▸ Job:
Reproduce the listing word for word, leaving every picture behind.

▸ Input records:
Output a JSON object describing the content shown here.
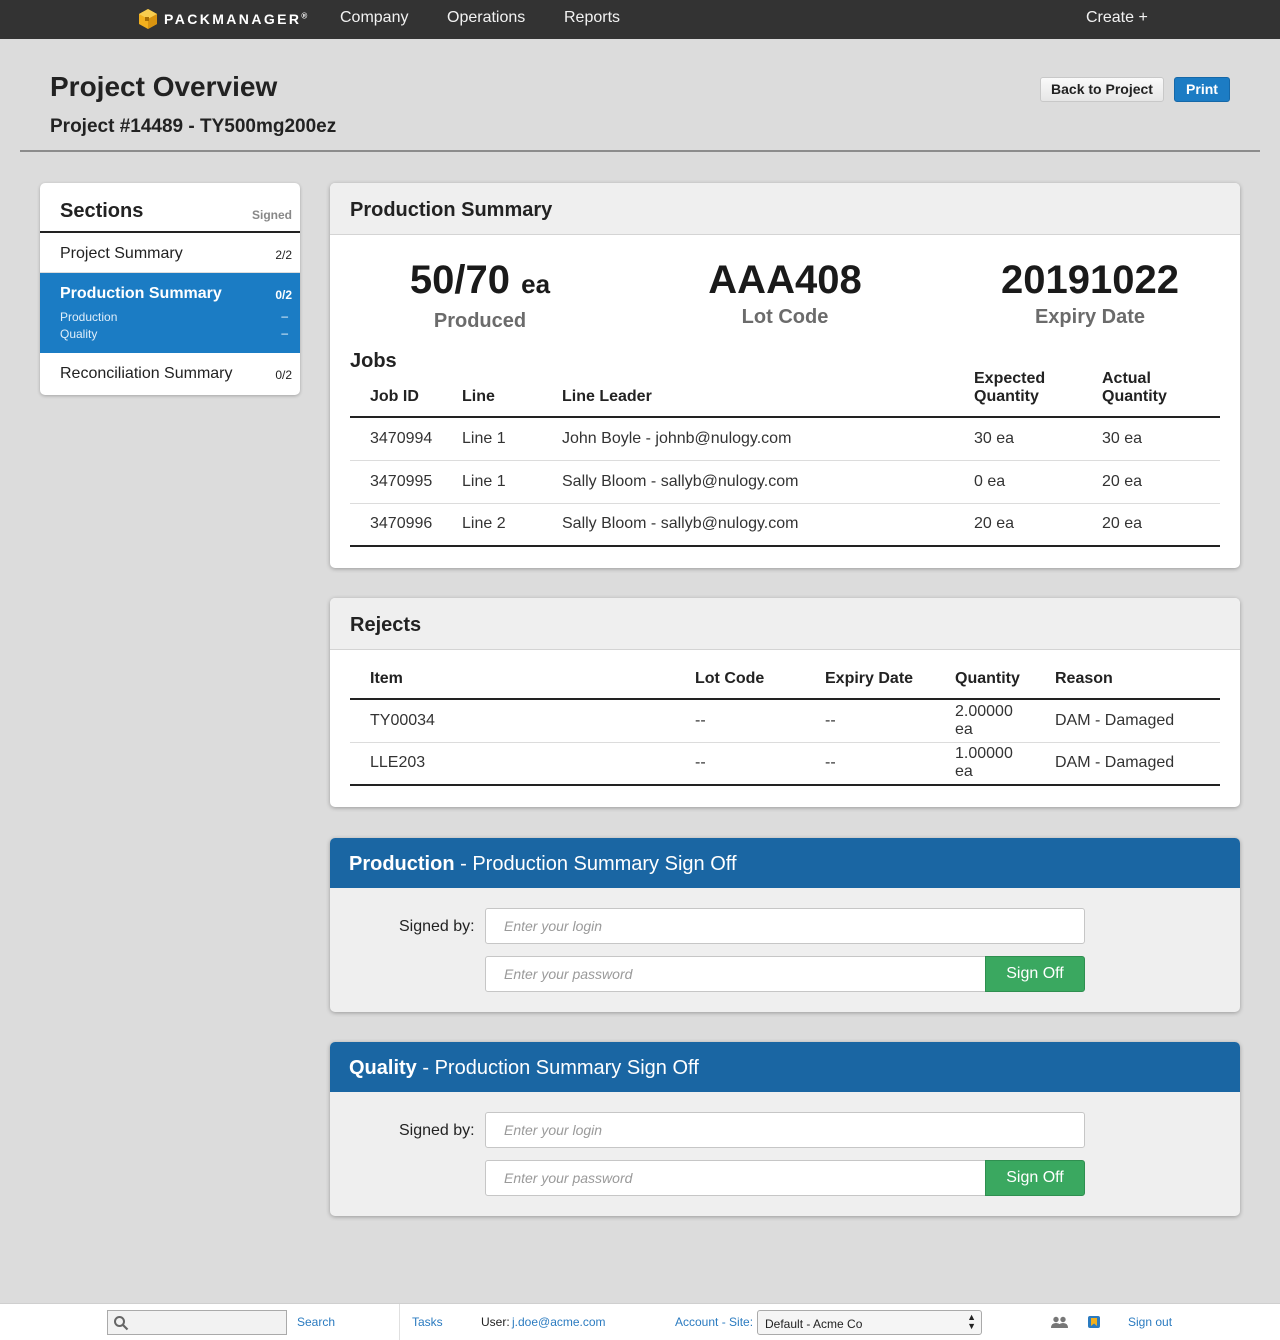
{
  "nav": {
    "brand": "PACKMANAGER",
    "brand_mark": "®",
    "links": [
      "Company",
      "Operations",
      "Reports"
    ],
    "create": "Create +"
  },
  "header": {
    "title": "Project Overview",
    "subtitle": "Project #14489 - TY500mg200ez",
    "back_button": "Back to Project",
    "print_button": "Print"
  },
  "sidebar": {
    "title": "Sections",
    "signed_header": "Signed",
    "items": [
      {
        "label": "Project Summary",
        "count": "2/2"
      },
      {
        "label": "Production Summary",
        "count": "0/2",
        "subitems": [
          {
            "label": "Production",
            "status": "–"
          },
          {
            "label": "Quality",
            "status": "–"
          }
        ]
      },
      {
        "label": "Reconciliation Summary",
        "count": "0/2"
      }
    ]
  },
  "production_summary": {
    "title": "Production Summary",
    "stats": [
      {
        "value": "50/70",
        "unit": "ea",
        "label": "Produced"
      },
      {
        "value": "AAA408",
        "unit": "",
        "label": "Lot Code"
      },
      {
        "value": "20191022",
        "unit": "",
        "label": "Expiry Date"
      }
    ],
    "jobs_title": "Jobs",
    "columns": [
      "Job ID",
      "Line",
      "Line Leader",
      "Expected Quantity",
      "Actual Quantity"
    ],
    "rows": [
      [
        "3470994",
        "Line 1",
        "John Boyle - johnb@nulogy.com",
        "30 ea",
        "30 ea"
      ],
      [
        "3470995",
        "Line 1",
        "Sally Bloom - sallyb@nulogy.com",
        "0 ea",
        "20 ea"
      ],
      [
        "3470996",
        "Line 2",
        "Sally Bloom - sallyb@nulogy.com",
        "20 ea",
        "20 ea"
      ]
    ]
  },
  "rejects": {
    "title": "Rejects",
    "columns": [
      "Item",
      "Lot Code",
      "Expiry Date",
      "Quantity",
      "Reason"
    ],
    "rows": [
      [
        "TY00034",
        "--",
        "--",
        "2.00000 ea",
        "DAM - Damaged"
      ],
      [
        "LLE203",
        "--",
        "--",
        "1.00000 ea",
        "DAM - Damaged"
      ]
    ]
  },
  "signoffs": [
    {
      "role": "Production",
      "title": " - Production Summary Sign Off",
      "signed_by": "Signed by:",
      "login_placeholder": "Enter your login",
      "password_placeholder": "Enter your password",
      "button": "Sign Off"
    },
    {
      "role": "Quality",
      "title": " - Production Summary Sign Off",
      "signed_by": "Signed by:",
      "login_placeholder": "Enter your login",
      "password_placeholder": "Enter your password",
      "button": "Sign Off"
    }
  ],
  "footer": {
    "search": "Search",
    "tasks": "Tasks",
    "user_label": "User:",
    "user_email": "j.doe@acme.com",
    "account": "Account",
    "account_sep": " - ",
    "site": "Site:",
    "site_value": "Default - Acme Co",
    "sign_out": "Sign out"
  },
  "colors": {
    "nav_bg": "#333333",
    "primary_blue": "#1b7cc4",
    "signoff_header": "#1a66a3",
    "signoff_button": "#3aa860",
    "link": "#2b7bc0"
  }
}
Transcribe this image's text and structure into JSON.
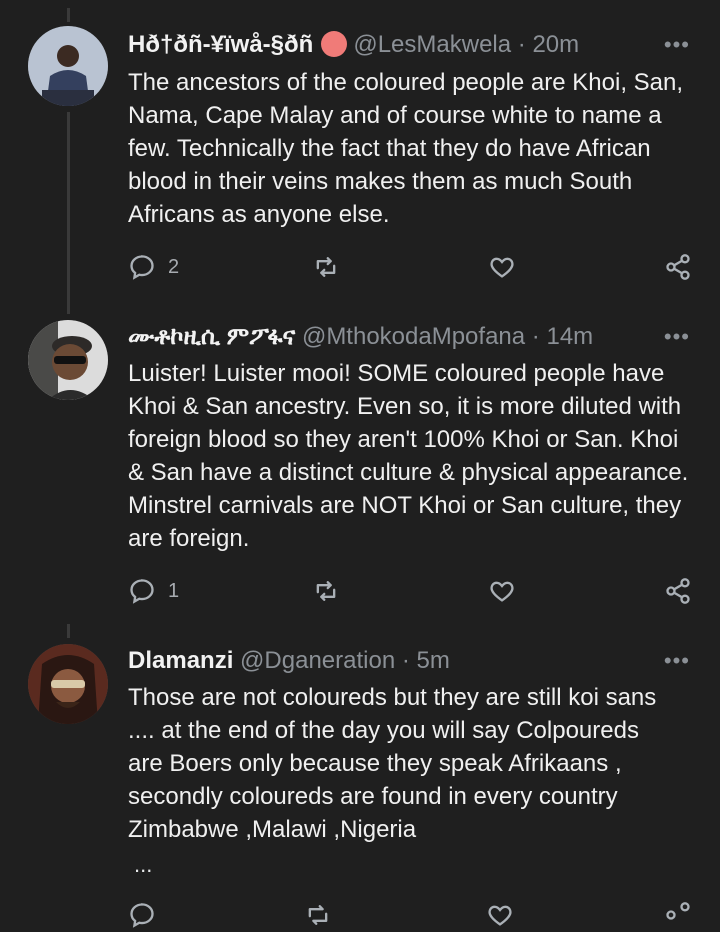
{
  "tweets": [
    {
      "display_name": "Hð†ðñ-¥ïwå-§ðñ",
      "handle": "@LesMakwela",
      "separator": "·",
      "time": "20m",
      "more": "•••",
      "badge_color": "#f07b78",
      "text": "The ancestors of the coloured people are Khoi, San, Nama, Cape Malay and of course white to name a few. Technically the fact that they do have African blood in their veins makes them as much South Africans as anyone else.",
      "reply_count": "2",
      "avatar_color": "#7b8aa3"
    },
    {
      "display_name": "ሙቶኮዚሲ ምፖፋና",
      "handle": "@MthokodaMpofana",
      "separator": "·",
      "time": "14m",
      "more": "•••",
      "text": "Luister! Luister mooi! SOME coloured people have Khoi & San ancestry. Even so, it is more diluted with foreign blood so they aren't 100% Khoi or San. Khoi & San have a distinct culture & physical appearance. Minstrel carnivals are NOT Khoi or San culture, they are foreign.",
      "reply_count": "1",
      "avatar_color": "#6e6a62"
    },
    {
      "display_name": "Dlamanzi",
      "handle": "@Dganeration",
      "separator": "·",
      "time": "5m",
      "more": "•••",
      "text_lines": [
        "Those are not coloureds but they are still koi sans",
        ".... at the end of the day you will say  Colpoureds",
        "are Boers  only because they speak  Afrikaans ,",
        "secondly coloureds are found in every country",
        "Zimbabwe ,Malawi ,Nigeria"
      ],
      "truncation": "...",
      "avatar_color": "#7a3b2a"
    }
  ],
  "icons": [
    "reply-icon",
    "retweet-icon",
    "like-icon",
    "share-icon",
    "more-icon"
  ],
  "colors": {
    "background": "#1f1f1f",
    "muted": "#8b9096",
    "text": "#f0f0f0"
  }
}
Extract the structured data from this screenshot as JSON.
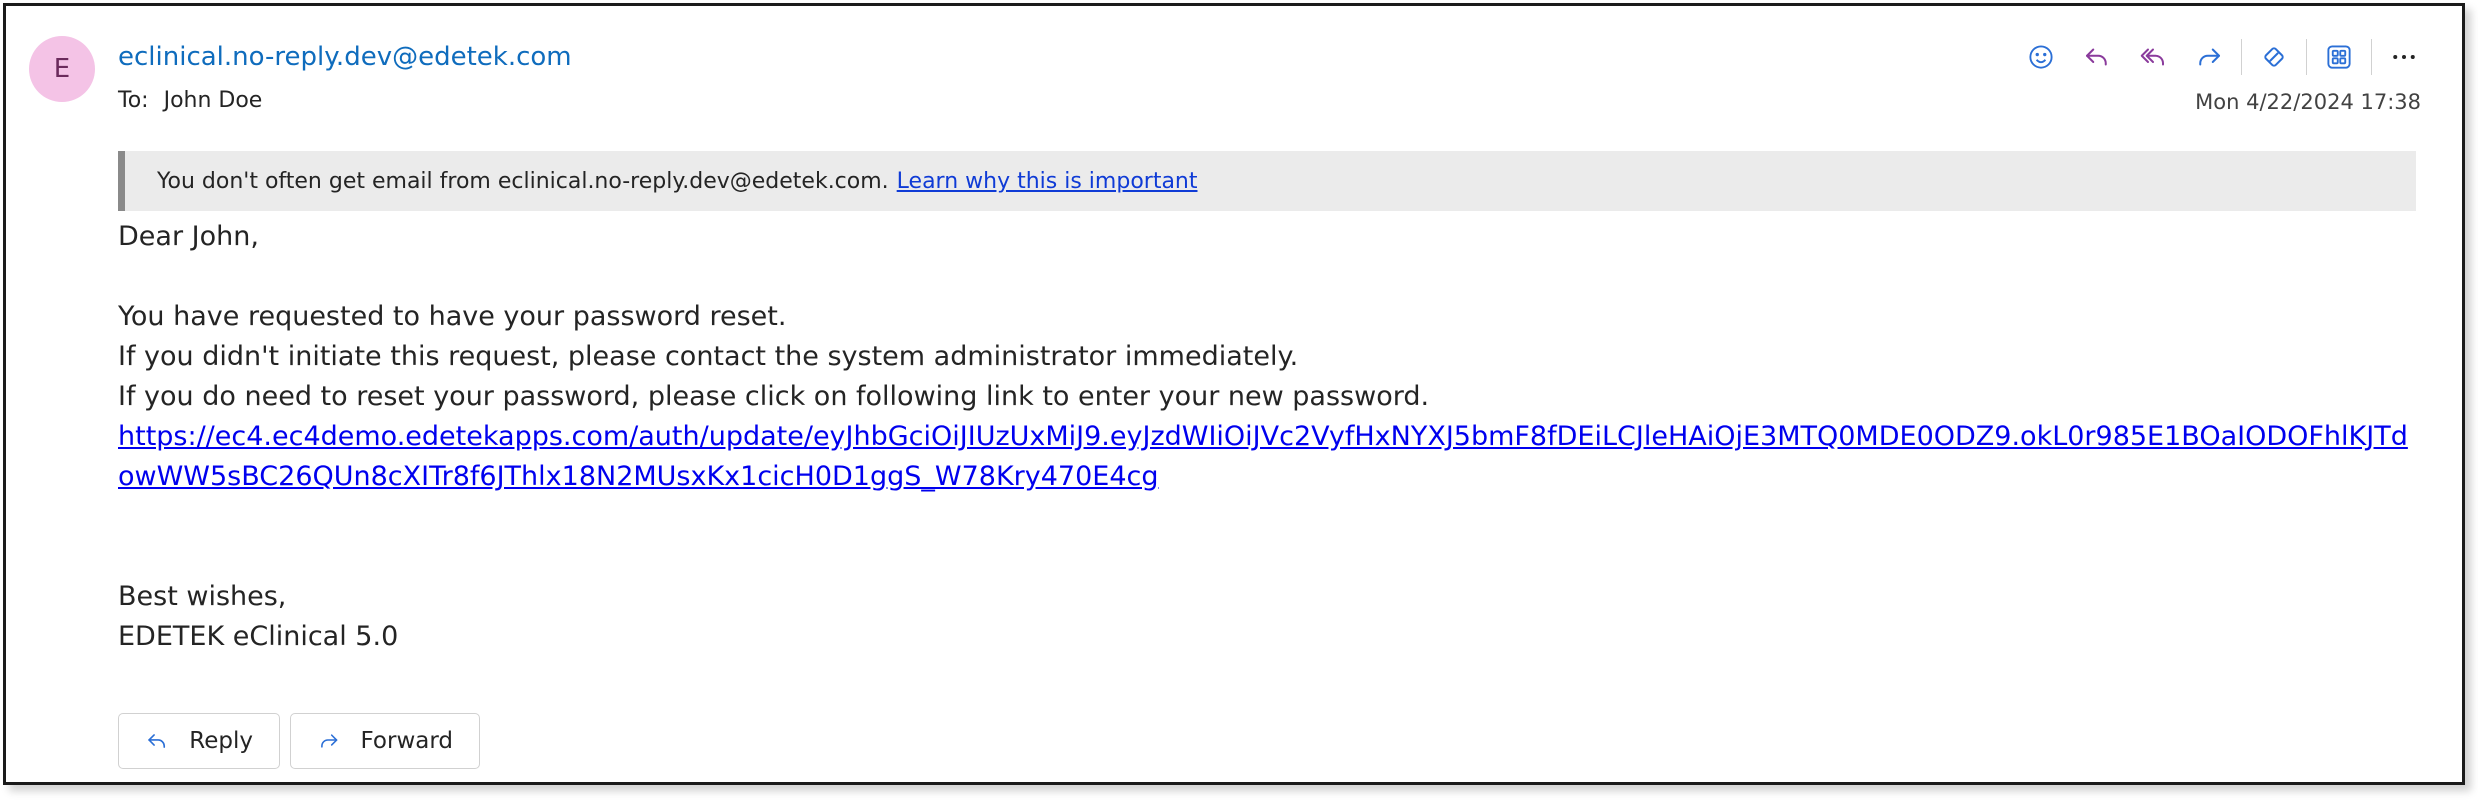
{
  "message": {
    "sender_initial": "E",
    "sender_email": "eclinical.no-reply.dev@edetek.com",
    "to_label": "To:",
    "to_name": "John Doe",
    "timestamp": "Mon 4/22/2024 17:38"
  },
  "toolbar": {
    "icons": [
      "emoji-react-icon",
      "reply-icon",
      "reply-all-icon",
      "forward-icon",
      "loop-icon",
      "apps-icon",
      "more-icon"
    ],
    "reply_color": "#8a3b9c",
    "forward_color": "#2b6fd6"
  },
  "banner": {
    "text": "You don't often get email from eclinical.no-reply.dev@edetek.com.",
    "link_text": "Learn why this is important"
  },
  "body": {
    "greeting": "Dear John,",
    "line1": "You have requested to have your password reset.",
    "line2": "If you didn't initiate this request, please contact the system administrator immediately.",
    "line3": "If you do need to reset your password, please click on following link to enter your new password.",
    "link": "https://ec4.ec4demo.edetekapps.com/auth/update/eyJhbGciOiJIUzUxMiJ9.eyJzdWIiOiJVc2VyfHxNYXJ5bmF8fDEiLCJleHAiOjE3MTQ0MDE0ODZ9.okL0r985E1BOaIODOFhlKJTdowWW5sBC26QUn8cXITr8f6JThlx18N2MUsxKx1cicH0D1ggS_W78Kry470E4cg",
    "closing": "Best wishes,",
    "signature": "EDETEK eClinical 5.0"
  },
  "actions": {
    "reply_label": "Reply",
    "forward_label": "Forward"
  },
  "colors": {
    "accent": "#0f6cbd",
    "avatar_bg": "#f4c3e6",
    "link": "#0000ee",
    "banner_bg": "#ebebeb"
  }
}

▸ Written response:
Output a JSON object describing the content shown here.
{
  "nav": {
    "brand": "PACKMANAGER",
    "brand_mark": "®",
    "links": [
      "Company",
      "Operations",
      "Reports"
    ],
    "create": "Create +"
  },
  "header": {
    "title": "Project Overview",
    "subtitle": "Project #14489 - TY500mg200ez",
    "back_button": "Back to Project",
    "print_button": "Print"
  },
  "sidebar": {
    "title": "Sections",
    "signed_header": "Signed",
    "items": [
      {
        "label": "Project Summary",
        "count": "2/2"
      },
      {
        "label": "Production Summary",
        "count": "0/2",
        "subitems": [
          {
            "label": "Production",
            "status": "–"
          },
          {
            "label": "Quality",
            "status": "–"
          }
        ]
      },
      {
        "label": "Reconciliation Summary",
        "count": "0/2"
      }
    ]
  },
  "production_summary": {
    "title": "Production Summary",
    "stats": [
      {
        "value": "50/70",
        "unit": "ea",
        "label": "Produced"
      },
      {
        "value": "AAA408",
        "unit": "",
        "label": "Lot Code"
      },
      {
        "value": "20191022",
        "unit": "",
        "label": "Expiry Date"
      }
    ],
    "jobs_title": "Jobs",
    "columns": [
      "Job ID",
      "Line",
      "Line Leader",
      "Expected Quantity",
      "Actual Quantity"
    ],
    "rows": [
      [
        "3470994",
        "Line 1",
        "John Boyle - johnb@nulogy.com",
        "30 ea",
        "30 ea"
      ],
      [
        "3470995",
        "Line 1",
        "Sally Bloom - sallyb@nulogy.com",
        "0 ea",
        "20 ea"
      ],
      [
        "3470996",
        "Line 2",
        "Sally Bloom - sallyb@nulogy.com",
        "20 ea",
        "20 ea"
      ]
    ]
  },
  "rejects": {
    "title": "Rejects",
    "columns": [
      "Item",
      "Lot Code",
      "Expiry Date",
      "Quantity",
      "Reason"
    ],
    "rows": [
      [
        "TY00034",
        "--",
        "--",
        "2.00000 ea",
        "DAM - Damaged"
      ],
      [
        "LLE203",
        "--",
        "--",
        "1.00000 ea",
        "DAM - Damaged"
      ]
    ]
  },
  "signoffs": [
    {
      "role": "Production",
      "title": " - Production Summary Sign Off",
      "signed_by": "Signed by:",
      "login_placeholder": "Enter your login",
      "password_placeholder": "Enter your password",
      "button": "Sign Off"
    },
    {
      "role": "Quality",
      "title": " - Production Summary Sign Off",
      "signed_by": "Signed by:",
      "login_placeholder": "Enter your login",
      "password_placeholder": "Enter your password",
      "button": "Sign Off"
    }
  ],
  "footer": {
    "search": "Search",
    "tasks": "Tasks",
    "user_label": "User:",
    "user_email": "j.doe@acme.com",
    "account": "Account",
    "account_sep": " - ",
    "site": "Site:",
    "site_value": "Default - Acme Co",
    "sign_out": "Sign out"
  },
  "colors": {
    "nav_bg": "#333333",
    "primary_blue": "#1b7cc4",
    "signoff_header": "#1a66a3",
    "signoff_button": "#3aa860",
    "link": "#2b7bc0"
  }
}
Transcribe this image's text and structure into JSON.
{
  "tweets": [
    {
      "display_name": "Hð†ðñ-¥ïwå-§ðñ",
      "handle": "@LesMakwela",
      "separator": "·",
      "time": "20m",
      "more": "•••",
      "badge_color": "#f07b78",
      "text": "The ancestors of the coloured people are Khoi, San, Nama, Cape Malay and of course white to name a few. Technically the fact that they do have African blood in their veins makes them as much South Africans as anyone else.",
      "reply_count": "2",
      "avatar_color": "#7b8aa3"
    },
    {
      "display_name": "ሙቶኮዚሲ ምፖፋና",
      "handle": "@MthokodaMpofana",
      "separator": "·",
      "time": "14m",
      "more": "•••",
      "text": "Luister! Luister mooi! SOME coloured people have Khoi & San ancestry. Even so, it is more diluted with foreign blood so they aren't 100% Khoi or San. Khoi & San have a distinct culture & physical appearance. Minstrel carnivals are NOT Khoi or San culture, they are foreign.",
      "reply_count": "1",
      "avatar_color": "#6e6a62"
    },
    {
      "display_name": "Dlamanzi",
      "handle": "@Dganeration",
      "separator": "·",
      "time": "5m",
      "more": "•••",
      "text_lines": [
        "Those are not coloureds but they are still koi sans",
        ".... at the end of the day you will say  Colpoureds",
        "are Boers  only because they speak  Afrikaans ,",
        "secondly coloureds are found in every country",
        "Zimbabwe ,Malawi ,Nigeria"
      ],
      "truncation": "...",
      "avatar_color": "#7a3b2a"
    }
  ],
  "icons": [
    "reply-icon",
    "retweet-icon",
    "like-icon",
    "share-icon",
    "more-icon"
  ],
  "colors": {
    "background": "#1f1f1f",
    "muted": "#8b9096",
    "text": "#f0f0f0"
  }
}
Extract the structured data from this screenshot as JSON.
{
  "message": {
    "sender_initial": "E",
    "sender_email": "eclinical.no-reply.dev@edetek.com",
    "to_label": "To:",
    "to_name": "John Doe",
    "timestamp": "Mon 4/22/2024 17:38"
  },
  "toolbar": {
    "icons": [
      "emoji-react-icon",
      "reply-icon",
      "reply-all-icon",
      "forward-icon",
      "loop-icon",
      "apps-icon",
      "more-icon"
    ],
    "reply_color": "#8a3b9c",
    "forward_color": "#2b6fd6"
  },
  "banner": {
    "text": "You don't often get email from eclinical.no-reply.dev@edetek.com.",
    "link_text": "Learn why this is important"
  },
  "body": {
    "greeting": "Dear John,",
    "line1": "You have requested to have your password reset.",
    "line2": "If you didn't initiate this request, please contact the system administrator immediately.",
    "line3": "If you do need to reset your password, please click on following link to enter your new password.",
    "link": "https://ec4.ec4demo.edetekapps.com/auth/update/eyJhbGciOiJIUzUxMiJ9.eyJzdWIiOiJVc2VyfHxNYXJ5bmF8fDEiLCJleHAiOjE3MTQ0MDE0ODZ9.okL0r985E1BOaIODOFhlKJTdowWW5sBC26QUn8cXITr8f6JThlx18N2MUsxKx1cicH0D1ggS_W78Kry470E4cg",
    "closing": "Best wishes,",
    "signature": "EDETEK eClinical 5.0"
  },
  "actions": {
    "reply_label": "Reply",
    "forward_label": "Forward"
  },
  "colors": {
    "accent": "#0f6cbd",
    "avatar_bg": "#f4c3e6",
    "link": "#0000ee",
    "banner_bg": "#ebebeb"
  }
}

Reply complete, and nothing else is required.